Quote the data below in full, please, without altering anything.

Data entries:
---+---

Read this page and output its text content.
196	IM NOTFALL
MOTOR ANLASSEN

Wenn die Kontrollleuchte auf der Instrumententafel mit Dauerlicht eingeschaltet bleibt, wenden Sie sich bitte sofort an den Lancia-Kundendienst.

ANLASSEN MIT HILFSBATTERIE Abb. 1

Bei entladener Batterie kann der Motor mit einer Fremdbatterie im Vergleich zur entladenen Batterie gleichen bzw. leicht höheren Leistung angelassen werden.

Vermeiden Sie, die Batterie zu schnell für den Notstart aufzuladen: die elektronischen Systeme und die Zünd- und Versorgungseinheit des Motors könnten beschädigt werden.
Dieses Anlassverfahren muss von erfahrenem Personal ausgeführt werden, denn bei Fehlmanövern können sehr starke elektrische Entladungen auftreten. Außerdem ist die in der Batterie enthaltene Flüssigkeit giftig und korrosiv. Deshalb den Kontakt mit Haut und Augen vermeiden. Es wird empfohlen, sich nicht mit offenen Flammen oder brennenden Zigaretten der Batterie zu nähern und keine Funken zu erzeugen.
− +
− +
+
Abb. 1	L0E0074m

---+---

(WORKED ANSWER):
Read this page and output its text content.
196	IM NOTFALL
MOTOR ANLASSEN

Wenn die Kontrollleuchte auf der Instrumententafel mit Dauerlicht eingeschaltet bleibt, wenden Sie sich bitte sofort an den Lancia-Kundendienst.

ANLASSEN MIT HILFSBATTERIE Abb. 1

Bei entladener Batterie kann der Motor mit einer Fremdbatterie im Vergleich zur entladenen Batterie gleichen bzw. leicht höheren Leistung angelassen werden.

Vermeiden Sie, die Batterie zu schnell für den Notstart aufzuladen: die elektronischen Systeme und die Zünd- und Versorgungseinheit des Motors könnten beschädigt werden.
Dieses Anlassverfahren muss von erfahrenem Personal ausgeführt werden, denn bei Fehlmanövern können sehr starke elektrische Entladungen auftreten. Außerdem ist die in der Batterie enthaltene Flüssigkeit giftig und korrosiv. Deshalb den Kontakt mit Haut und Augen vermeiden. Es wird empfohlen, sich nicht mit offenen Flammen oder brennenden Zigaretten der Batterie zu nähern und keine Funken zu erzeugen.
− +
− +
+
Abb. 1	L0E0074m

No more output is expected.